*Requirement*:
Retyping should cover only the lines from the one containing "Read this page and output its text content." through the final line of the records, with pictures omitted.

start Dataset excerpts

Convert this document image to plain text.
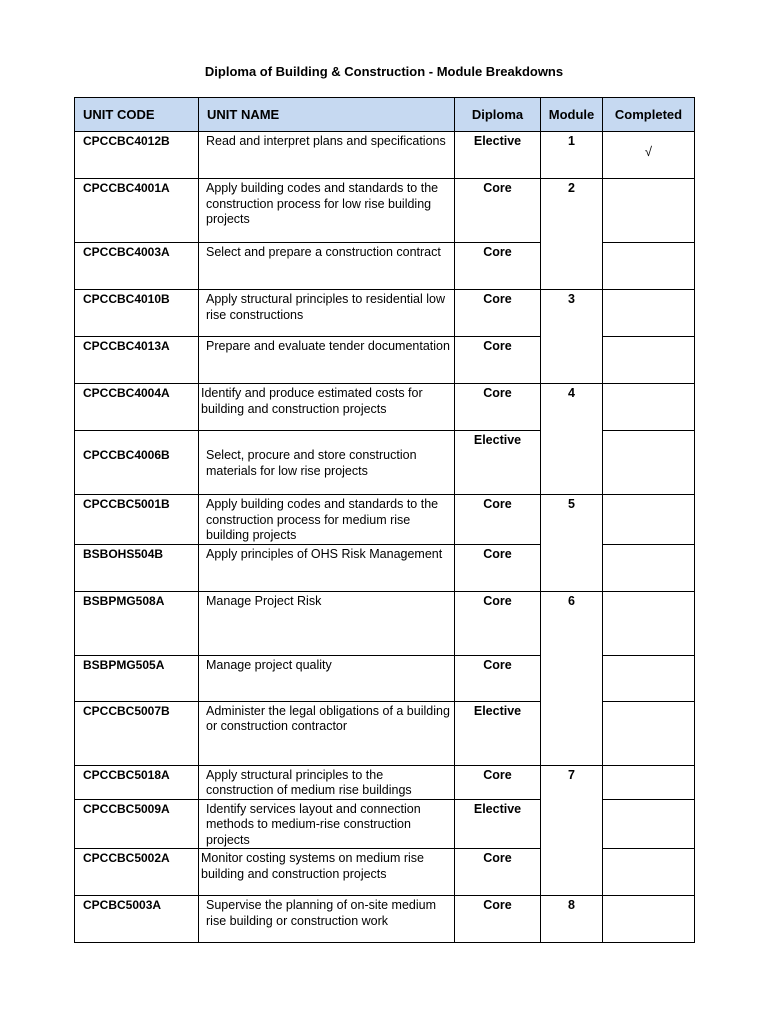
Diploma of Building & Construction - Module Breakdowns
UNIT CODE	UNIT NAME	Diploma	Module	Completed
CPCCBC4012B	Read and interpret plans and specifications	Elective	1	√
CPCCBC4001A	Apply building codes and standards to the construction process for low rise building projects	Core	2	
CPCCBC4003A	Select and prepare a construction contract	Core		
CPCCBC4010B	Apply structural principles to residential low rise constructions	Core	3	
CPCCBC4013A	Prepare and evaluate tender documentation	Core		
CPCCBC4004A	Identify and produce estimated costs for building and construction projects	Core	4	
CPCCBC4006B	Select, procure and store construction materials for low rise projects	Elective		
CPCCBC5001B	Apply building codes and standards to the construction process for medium rise building projects	Core	5	
BSBOHS504B	Apply principles of OHS Risk Management	Core		
BSBPMG508A	Manage Project Risk	Core	6	
BSBPMG505A	Manage project quality	Core		
CPCCBC5007B	Administer the legal obligations of a building or construction contractor	Elective		
CPCCBC5018A	Apply structural principles to the construction of medium rise buildings	Core	7	
CPCCBC5009A	Identify services layout and connection methods to medium-rise construction projects	Elective		
CPCCBC5002A	Monitor costing systems on medium rise building and construction projects	Core		
CPCBC5003A	Supervise the planning of on-site medium rise building or construction work	Core	8	
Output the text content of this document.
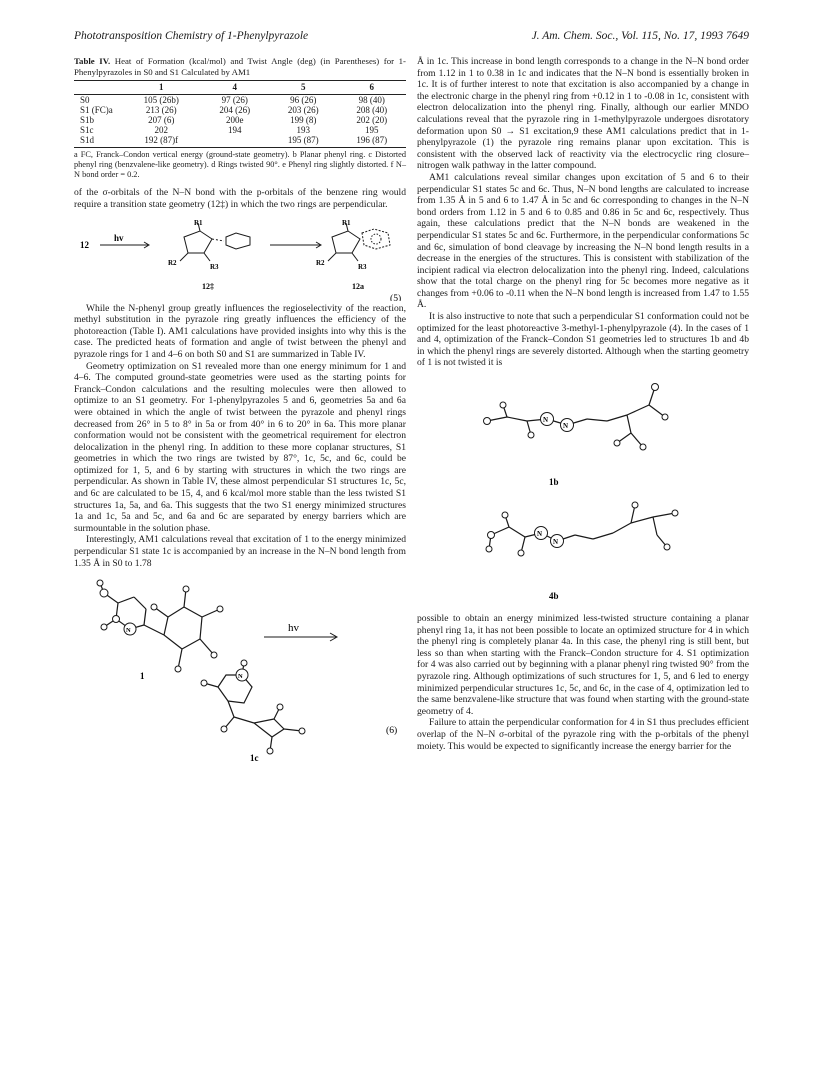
Phototransposition Chemistry of 1-Phenylpyrazole	J. Am. Chem. Soc., Vol. 115, No. 17, 1993 7649
Table IV. Heat of Formation (kcal/mol) and Twist Angle (deg) (in Parentheses) for 1-Phenylpyrazoles in S0 and S1 Calculated by AM1
	1	4	5	6
S0	105 (26b)	97 (26)	96 (26)	98 (40)
S1 (FC)a	213 (26)	204 (26)	203 (26)	208 (40)
S1b	207 (6)	200e	199 (8)	202 (20)
S1c	202	194	193	195
S1d	192 (87)f		195 (87)	196 (87)
a FC, Franck–Condon vertical energy (ground-state geometry). b Planar phenyl ring. c Distorted phenyl ring (benzvalene-like geometry). d Rings twisted 90°. e Phenyl ring slightly distorted. f N–N bond order = 0.2.

of the σ-orbitals of the N–N bond with the p-orbitals of the benzene ring would require a transition state geometry (12‡) in which the two rings are perpendicular.

12
hv
R1
R2	R3
R1
R2	R3
12‡	12a
(5)

While the N-phenyl group greatly influences the regioselectivity of the reaction, methyl substitution in the pyrazole ring greatly influences the efficiency of the photoreaction (Table I). AM1 calculations have provided insights into why this is the case. The predicted heats of formation and angle of twist between the phenyl and pyrazole rings for 1 and 4–6 on both S0 and S1 are summarized in Table IV.

Geometry optimization on S1 revealed more than one energy minimum for 1 and 4–6. The computed ground-state geometries were used as the starting points for Franck–Condon calculations and the resulting molecules were then allowed to optimize to an S1 geometry. For 1-phenylpyrazoles 5 and 6, geometries 5a and 6a were obtained in which the angle of twist between the pyrazole and phenyl rings decreased from 26° in 5 to 8° in 5a or from 40° in 6 to 20° in 6a. This more planar conformation would not be consistent with the geometrical requirement for electron delocalization in the phenyl ring. In addition to these more coplanar structures, S1 geometries in which the two rings are twisted by 87°, 1c, 5c, and 6c, could be optimized for 1, 5, and 6 by starting with structures in which the two rings are perpendicular. As shown in Table IV, these almost perpendicular S1 structures 1c, 5c, and 6c are calculated to be 15, 4, and 6 kcal/mol more stable than the less twisted S1 structures 1a, 5a, and 6a. This suggests that the two S1 energy minimized structures 1a and 1c, 5a and 5c, and 6a and 6c are separated by energy barriers which are surmountable in the solution phase.

Interestingly, AM1 calculations reveal that excitation of 1 to the energy minimized perpendicular S1 state 1c is accompanied by an increase in the N–N bond length from 1.35 Å in S0 to 1.78

N	hv
1	N
(6)
1c

Å in 1c. This increase in bond length corresponds to a change in the N–N bond order from 1.12 in 1 to 0.38 in 1c and indicates that the N–N bond is essentially broken in 1c. It is of further interest to note that excitation is also accompanied by a change in the electronic charge in the phenyl ring from +0.12 in 1 to -0.08 in 1c, consistent with electron delocalization into the phenyl ring. Finally, although our earlier MNDO calculations reveal that the pyrazole ring in 1-methylpyrazole undergoes disrotatory deformation upon S0 → S1 excitation,9 these AM1 calculations predict that in 1-phenylpyrazole (1) the pyrazole ring remains planar upon excitation. This is consistent with the observed lack of reactivity via the electrocyclic ring closure–nitrogen walk pathway in the latter compound.

AM1 calculations reveal similar changes upon excitation of 5 and 6 to their perpendicular S1 states 5c and 6c. Thus, N–N bond lengths are calculated to increase from 1.35 Å in 5 and 6 to 1.47 Å in 5c and 6c corresponding to changes in the N–N bond orders from 1.12 in 5 and 6 to 0.85 and 0.86 in 5c and 6c, respectively. Thus again, these calculations predict that the N–N bonds are weakened in the perpendicular S1 states 5c and 6c. Furthermore, in the perpendicular conformations 5c and 6c, simulation of bond cleavage by increasing the N–N bond length results in a decrease in the energies of the structures. This is consistent with stabilization of the incipient radical via electron delocalization into the phenyl ring. Indeed, calculations show that the total charge on the phenyl ring for 5c becomes more negative as it changes from +0.06 to -0.11 when the N–N bond length is increased from 1.47 to 1.55 Å.

It is also instructive to note that such a perpendicular S1 conformation could not be optimized for the least photoreactive 3-methyl-1-phenylpyrazole (4). In the cases of 1 and 4, optimization of the Franck–Condon S1 geometries led to structures 1b and 4b in which the phenyl rings are severely distorted. Although when the starting geometry of 1 is not twisted it is

N
N
1b
N
N
4b

possible to obtain an energy minimized less-twisted structure containing a planar phenyl ring 1a, it has not been possible to locate an optimized structure for 4 in which the phenyl ring is completely planar 4a. In this case, the phenyl ring is still bent, but less so than when starting with the Franck–Condon structure for 4. S1 optimization for 4 was also carried out by beginning with a planar phenyl ring twisted 90° from the pyrazole ring. Although optimizations of such structures for 1, 5, and 6 led to energy minimized perpendicular structures 1c, 5c, and 6c, in the case of 4, optimization led to the same benzvalene-like structure that was found when starting with the ground-state geometry of 4.

Failure to attain the perpendicular conformation for 4 in S1 thus precludes efficient overlap of the N–N σ-orbital of the pyrazole ring with the p-orbitals of the phenyl moiety. This would be expected to significantly increase the energy barrier for the
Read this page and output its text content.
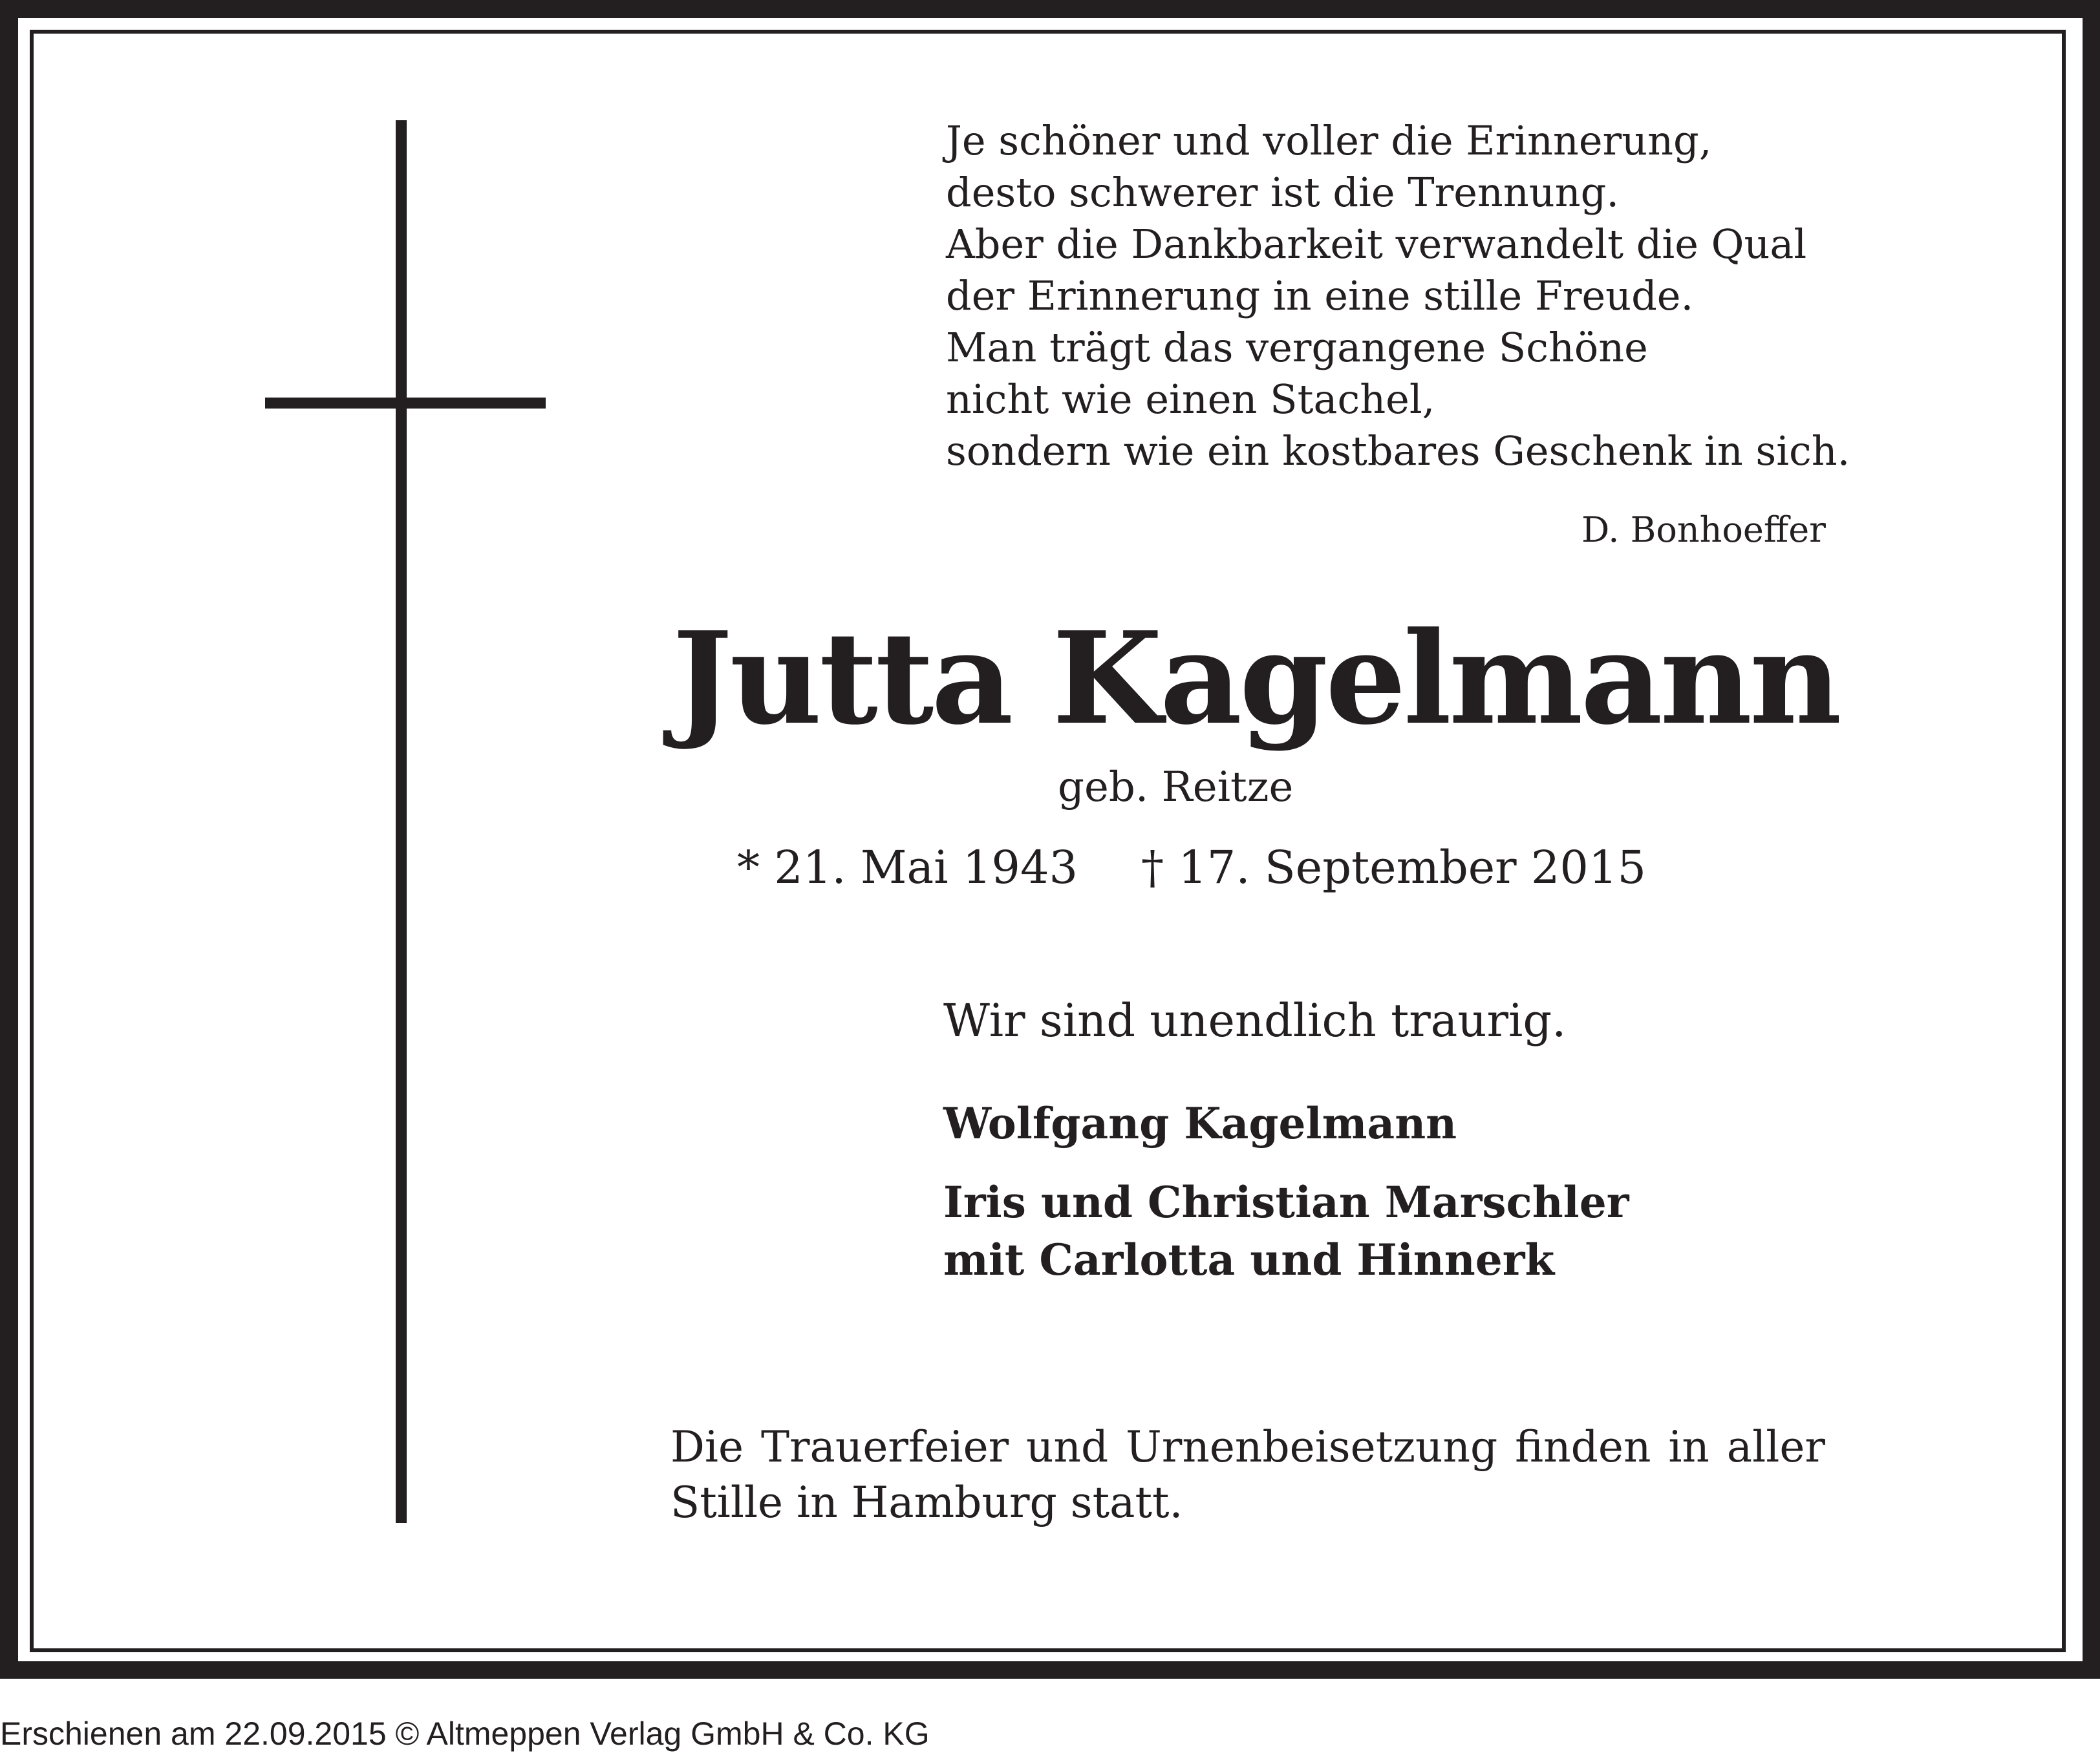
Je schöner und voller die Erinnerung,
desto schwerer ist die Trennung.
Aber die Dankbarkeit verwandelt die Qual
der Erinnerung in eine stille Freude.
Man trägt das vergangene Schöne
nicht wie einen Stachel,
sondern wie ein kostbares Geschenk in sich.
D. Bonhoeffer
Jutta Kagelmann
geb. Reitze
* 21. Mai 1943 † 17. September 2015
Wir sind unendlich traurig.
Wolfgang Kagelmann
Iris und Christian Marschler
mit Carlotta und Hinnerk
Die Trauerfeier und Urnenbeisetzung finden in aller
Stille in Hamburg statt.
Erschienen am 22.09.2015 © Altmeppen Verlag GmbH & Co. KG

end Dataset excerpts

*Answer to the problem*:
Read this page and output its text content.
Je schöner und voller die Erinnerung,
desto schwerer ist die Trennung.
Aber die Dankbarkeit verwandelt die Qual
der Erinnerung in eine stille Freude.
Man trägt das vergangene Schöne
nicht wie einen Stachel,
sondern wie ein kostbares Geschenk in sich.
D. Bonhoeffer
Jutta Kagelmann
geb. Reitze
* 21. Mai 1943 † 17. September 2015
Wir sind unendlich traurig.
Wolfgang Kagelmann
Iris und Christian Marschler
mit Carlotta und Hinnerk
Die Trauerfeier und Urnenbeisetzung finden in aller
Stille in Hamburg statt.
Erschienen am 22.09.2015 © Altmeppen Verlag GmbH & Co. KG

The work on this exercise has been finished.